- **Exercise**:
Output exactly the lines that run from the line with "Convert this document image to plain text." to the end of the material, both ends included, and no other lines.

- **Records provided**:

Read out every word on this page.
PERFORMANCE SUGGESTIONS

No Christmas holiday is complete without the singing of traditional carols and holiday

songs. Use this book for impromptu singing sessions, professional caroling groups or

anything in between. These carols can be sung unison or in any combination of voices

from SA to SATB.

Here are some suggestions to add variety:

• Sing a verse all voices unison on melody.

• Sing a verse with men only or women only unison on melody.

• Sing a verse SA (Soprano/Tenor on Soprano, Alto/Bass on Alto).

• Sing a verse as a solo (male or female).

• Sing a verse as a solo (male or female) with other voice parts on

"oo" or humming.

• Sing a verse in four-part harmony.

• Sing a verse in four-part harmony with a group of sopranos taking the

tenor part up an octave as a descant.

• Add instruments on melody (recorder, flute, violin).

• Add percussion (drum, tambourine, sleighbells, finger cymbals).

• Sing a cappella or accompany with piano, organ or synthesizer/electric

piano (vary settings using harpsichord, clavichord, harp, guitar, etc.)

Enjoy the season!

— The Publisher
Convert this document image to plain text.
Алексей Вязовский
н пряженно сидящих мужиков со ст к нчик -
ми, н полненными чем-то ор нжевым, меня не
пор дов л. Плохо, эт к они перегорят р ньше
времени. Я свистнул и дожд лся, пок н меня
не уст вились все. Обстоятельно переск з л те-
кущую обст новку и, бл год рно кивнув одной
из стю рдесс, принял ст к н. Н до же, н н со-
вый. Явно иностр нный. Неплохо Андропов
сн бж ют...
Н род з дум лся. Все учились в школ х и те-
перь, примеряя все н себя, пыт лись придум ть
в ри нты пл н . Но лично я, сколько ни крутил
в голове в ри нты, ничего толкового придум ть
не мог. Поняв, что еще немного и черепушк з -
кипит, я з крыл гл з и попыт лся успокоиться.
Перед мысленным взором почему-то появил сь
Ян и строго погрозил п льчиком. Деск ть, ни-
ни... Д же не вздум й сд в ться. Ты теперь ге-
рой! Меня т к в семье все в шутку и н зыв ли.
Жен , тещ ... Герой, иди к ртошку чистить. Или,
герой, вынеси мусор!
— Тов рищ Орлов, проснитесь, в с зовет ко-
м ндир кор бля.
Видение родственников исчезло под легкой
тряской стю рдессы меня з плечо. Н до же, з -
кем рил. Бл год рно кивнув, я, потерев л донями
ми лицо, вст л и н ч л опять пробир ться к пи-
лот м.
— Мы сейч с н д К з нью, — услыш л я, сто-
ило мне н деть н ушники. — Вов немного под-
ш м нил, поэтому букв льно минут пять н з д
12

- **Reply to the task**:
Convert this document image to plain text.
Алексей Вязовский
н пряженно сидящих мужиков со ст к нчик -
ми, н полненными чем-то ор нжевым, меня не
пор дов л. Плохо, эт к они перегорят р ньше
времени. Я свистнул и дожд лся, пок н меня
не уст вились все. Обстоятельно переск з л те-
кущую обст новку и, бл год рно кивнув одной
из стю рдесс, принял ст к н. Н до же, н н со-
вый. Явно иностр нный. Неплохо Андропов
сн бж ют...
Н род з дум лся. Все учились в школ х и те-
перь, примеряя все н себя, пыт лись придум ть
в ри нты пл н . Но лично я, сколько ни крутил
в голове в ри нты, ничего толкового придум ть
не мог. Поняв, что еще немного и черепушк з -
кипит, я з крыл гл з и попыт лся успокоиться.
Перед мысленным взором почему-то появил сь
Ян и строго погрозил п льчиком. Деск ть, ни-
ни... Д же не вздум й сд в ться. Ты теперь ге-
рой! Меня т к в семье все в шутку и н зыв ли.
Жен , тещ ... Герой, иди к ртошку чистить. Или,
герой, вынеси мусор!
— Тов рищ Орлов, проснитесь, в с зовет ко-
м ндир кор бля.
Видение родственников исчезло под легкой
тряской стю рдессы меня з плечо. Н до же, з -
кем рил. Бл год рно кивнув, я, потерев л донями
ми лицо, вст л и н ч л опять пробир ться к пи-
лот м.
— Мы сейч с н д К з нью, — услыш л я, сто-
ило мне н деть н ушники. — Вов немного под-
ш м нил, поэтому букв льно минут пять н з д
12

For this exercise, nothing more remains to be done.